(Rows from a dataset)
---*---

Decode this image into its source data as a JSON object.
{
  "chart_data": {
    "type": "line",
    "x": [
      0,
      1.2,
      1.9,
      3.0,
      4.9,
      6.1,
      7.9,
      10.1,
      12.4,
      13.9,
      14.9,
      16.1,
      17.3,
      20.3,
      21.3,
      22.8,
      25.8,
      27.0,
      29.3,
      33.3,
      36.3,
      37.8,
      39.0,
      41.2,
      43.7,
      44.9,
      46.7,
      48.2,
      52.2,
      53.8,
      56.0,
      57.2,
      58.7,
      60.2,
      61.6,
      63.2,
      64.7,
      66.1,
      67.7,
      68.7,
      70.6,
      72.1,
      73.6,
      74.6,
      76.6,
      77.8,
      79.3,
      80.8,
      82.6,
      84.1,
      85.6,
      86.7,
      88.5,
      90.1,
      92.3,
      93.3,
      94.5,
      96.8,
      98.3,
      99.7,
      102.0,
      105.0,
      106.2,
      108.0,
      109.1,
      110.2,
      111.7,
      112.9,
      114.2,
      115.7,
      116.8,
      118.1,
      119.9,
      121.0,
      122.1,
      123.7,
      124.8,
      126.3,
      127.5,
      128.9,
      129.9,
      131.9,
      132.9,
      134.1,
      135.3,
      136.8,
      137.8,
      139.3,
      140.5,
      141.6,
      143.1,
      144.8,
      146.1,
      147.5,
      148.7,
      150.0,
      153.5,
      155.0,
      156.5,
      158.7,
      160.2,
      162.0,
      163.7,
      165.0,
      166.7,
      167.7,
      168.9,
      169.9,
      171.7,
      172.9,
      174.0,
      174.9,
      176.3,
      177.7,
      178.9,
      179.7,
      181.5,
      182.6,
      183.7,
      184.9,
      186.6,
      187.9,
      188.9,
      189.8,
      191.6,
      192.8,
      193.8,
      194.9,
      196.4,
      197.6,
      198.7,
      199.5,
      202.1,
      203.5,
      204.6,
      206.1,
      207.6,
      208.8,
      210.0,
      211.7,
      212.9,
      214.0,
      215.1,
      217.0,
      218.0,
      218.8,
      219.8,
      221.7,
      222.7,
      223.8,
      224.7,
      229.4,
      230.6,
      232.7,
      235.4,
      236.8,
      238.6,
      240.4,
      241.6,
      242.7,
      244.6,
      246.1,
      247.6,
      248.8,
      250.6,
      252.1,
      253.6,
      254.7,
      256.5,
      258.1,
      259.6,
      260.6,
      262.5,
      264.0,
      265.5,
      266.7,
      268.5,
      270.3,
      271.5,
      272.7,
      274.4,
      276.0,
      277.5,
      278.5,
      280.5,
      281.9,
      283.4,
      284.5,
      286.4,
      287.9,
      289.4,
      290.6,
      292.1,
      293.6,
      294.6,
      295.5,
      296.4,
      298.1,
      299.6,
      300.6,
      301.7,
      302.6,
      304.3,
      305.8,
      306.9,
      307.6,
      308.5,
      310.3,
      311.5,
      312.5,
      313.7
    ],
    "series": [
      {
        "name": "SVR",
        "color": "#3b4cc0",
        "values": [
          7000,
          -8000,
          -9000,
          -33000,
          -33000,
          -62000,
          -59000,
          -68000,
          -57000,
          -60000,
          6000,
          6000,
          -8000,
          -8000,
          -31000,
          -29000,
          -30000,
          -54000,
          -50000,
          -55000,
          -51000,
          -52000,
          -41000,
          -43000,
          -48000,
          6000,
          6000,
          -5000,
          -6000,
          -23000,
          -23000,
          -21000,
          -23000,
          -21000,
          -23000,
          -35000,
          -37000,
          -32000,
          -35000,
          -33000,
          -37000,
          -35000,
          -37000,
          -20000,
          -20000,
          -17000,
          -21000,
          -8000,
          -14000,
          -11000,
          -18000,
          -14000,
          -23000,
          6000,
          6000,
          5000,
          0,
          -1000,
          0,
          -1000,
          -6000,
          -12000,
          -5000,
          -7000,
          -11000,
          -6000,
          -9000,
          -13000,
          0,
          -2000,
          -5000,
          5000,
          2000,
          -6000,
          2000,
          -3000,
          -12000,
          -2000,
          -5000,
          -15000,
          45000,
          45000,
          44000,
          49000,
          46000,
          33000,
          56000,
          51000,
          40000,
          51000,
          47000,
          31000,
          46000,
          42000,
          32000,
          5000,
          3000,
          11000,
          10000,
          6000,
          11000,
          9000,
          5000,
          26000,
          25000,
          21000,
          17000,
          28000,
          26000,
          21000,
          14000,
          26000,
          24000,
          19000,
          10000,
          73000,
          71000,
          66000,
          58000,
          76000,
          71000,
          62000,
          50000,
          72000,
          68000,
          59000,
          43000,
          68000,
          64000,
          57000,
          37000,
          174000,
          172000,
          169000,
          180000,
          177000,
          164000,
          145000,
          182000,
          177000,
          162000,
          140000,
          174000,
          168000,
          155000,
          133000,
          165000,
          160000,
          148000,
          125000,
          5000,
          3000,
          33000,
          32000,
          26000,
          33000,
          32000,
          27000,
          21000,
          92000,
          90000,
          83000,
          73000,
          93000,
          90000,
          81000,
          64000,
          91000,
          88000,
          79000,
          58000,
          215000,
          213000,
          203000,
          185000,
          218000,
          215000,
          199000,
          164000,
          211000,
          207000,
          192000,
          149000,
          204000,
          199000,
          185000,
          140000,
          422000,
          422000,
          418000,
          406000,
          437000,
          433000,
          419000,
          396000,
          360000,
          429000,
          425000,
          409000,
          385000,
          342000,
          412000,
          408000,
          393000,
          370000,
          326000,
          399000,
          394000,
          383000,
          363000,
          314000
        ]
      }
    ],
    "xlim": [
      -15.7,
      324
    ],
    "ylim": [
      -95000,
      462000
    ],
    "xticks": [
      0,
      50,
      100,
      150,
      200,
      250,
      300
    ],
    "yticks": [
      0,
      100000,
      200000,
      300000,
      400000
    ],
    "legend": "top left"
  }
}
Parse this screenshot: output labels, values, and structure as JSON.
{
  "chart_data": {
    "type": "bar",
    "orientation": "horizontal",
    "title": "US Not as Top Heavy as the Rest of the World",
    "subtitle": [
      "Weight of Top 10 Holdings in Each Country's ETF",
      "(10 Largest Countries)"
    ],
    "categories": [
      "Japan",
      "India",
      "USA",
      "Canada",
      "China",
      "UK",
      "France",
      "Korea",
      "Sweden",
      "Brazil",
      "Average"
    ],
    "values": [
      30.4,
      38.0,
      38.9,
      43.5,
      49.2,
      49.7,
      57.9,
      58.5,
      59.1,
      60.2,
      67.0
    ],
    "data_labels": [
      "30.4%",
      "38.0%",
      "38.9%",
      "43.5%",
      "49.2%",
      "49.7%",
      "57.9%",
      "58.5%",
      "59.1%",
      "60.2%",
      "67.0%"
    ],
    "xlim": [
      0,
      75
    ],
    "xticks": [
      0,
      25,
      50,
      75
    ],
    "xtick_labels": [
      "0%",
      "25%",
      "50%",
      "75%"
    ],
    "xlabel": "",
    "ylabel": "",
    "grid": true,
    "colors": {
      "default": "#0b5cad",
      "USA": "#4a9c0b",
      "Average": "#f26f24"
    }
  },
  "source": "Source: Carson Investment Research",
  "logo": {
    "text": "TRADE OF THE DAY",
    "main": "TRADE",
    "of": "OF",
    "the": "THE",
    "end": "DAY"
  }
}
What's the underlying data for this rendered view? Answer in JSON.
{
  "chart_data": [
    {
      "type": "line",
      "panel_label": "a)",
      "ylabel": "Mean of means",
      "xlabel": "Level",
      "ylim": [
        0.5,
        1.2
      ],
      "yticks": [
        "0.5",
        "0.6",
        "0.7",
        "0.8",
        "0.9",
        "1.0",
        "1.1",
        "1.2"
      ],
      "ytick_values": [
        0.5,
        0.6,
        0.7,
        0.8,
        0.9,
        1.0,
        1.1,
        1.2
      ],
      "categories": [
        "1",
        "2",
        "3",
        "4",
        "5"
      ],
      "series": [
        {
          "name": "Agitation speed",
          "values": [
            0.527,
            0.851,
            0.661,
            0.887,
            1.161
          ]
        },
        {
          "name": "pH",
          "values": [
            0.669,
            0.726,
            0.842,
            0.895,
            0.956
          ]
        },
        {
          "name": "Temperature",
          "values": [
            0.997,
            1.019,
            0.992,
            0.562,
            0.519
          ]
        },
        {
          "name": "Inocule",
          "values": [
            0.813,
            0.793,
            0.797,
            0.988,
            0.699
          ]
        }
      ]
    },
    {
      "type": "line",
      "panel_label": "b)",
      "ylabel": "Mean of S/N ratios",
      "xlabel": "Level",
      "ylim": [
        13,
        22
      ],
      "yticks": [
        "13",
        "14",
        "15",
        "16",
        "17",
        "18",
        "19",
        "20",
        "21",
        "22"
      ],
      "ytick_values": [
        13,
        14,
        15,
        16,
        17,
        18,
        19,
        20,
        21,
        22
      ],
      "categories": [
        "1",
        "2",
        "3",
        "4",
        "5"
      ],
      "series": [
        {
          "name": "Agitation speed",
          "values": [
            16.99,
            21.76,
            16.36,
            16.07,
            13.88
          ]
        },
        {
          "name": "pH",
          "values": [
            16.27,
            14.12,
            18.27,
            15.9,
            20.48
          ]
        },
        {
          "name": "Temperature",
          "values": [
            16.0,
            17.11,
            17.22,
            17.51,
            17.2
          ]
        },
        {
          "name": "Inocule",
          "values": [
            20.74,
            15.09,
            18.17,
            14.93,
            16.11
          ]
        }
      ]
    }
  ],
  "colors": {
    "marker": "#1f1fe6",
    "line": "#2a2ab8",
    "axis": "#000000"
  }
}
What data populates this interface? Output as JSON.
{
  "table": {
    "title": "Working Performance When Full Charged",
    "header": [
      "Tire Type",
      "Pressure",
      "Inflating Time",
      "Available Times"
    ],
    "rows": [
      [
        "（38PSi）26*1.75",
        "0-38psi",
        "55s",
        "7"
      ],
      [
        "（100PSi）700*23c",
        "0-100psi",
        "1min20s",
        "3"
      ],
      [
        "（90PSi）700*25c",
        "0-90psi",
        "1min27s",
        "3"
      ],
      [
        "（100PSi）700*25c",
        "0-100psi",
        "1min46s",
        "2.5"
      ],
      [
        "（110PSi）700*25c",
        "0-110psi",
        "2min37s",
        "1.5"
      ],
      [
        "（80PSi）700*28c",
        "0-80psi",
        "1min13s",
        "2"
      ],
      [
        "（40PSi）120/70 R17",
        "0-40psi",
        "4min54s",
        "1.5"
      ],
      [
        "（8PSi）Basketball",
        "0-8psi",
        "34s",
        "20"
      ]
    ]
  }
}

---*---

Your instructions »
In the records above, locate each line with the word "Mean". Copy all such lines.

Exercise answer »
      "ylabel": "Mean of means",
      "ylabel": "Mean of S/N ratios",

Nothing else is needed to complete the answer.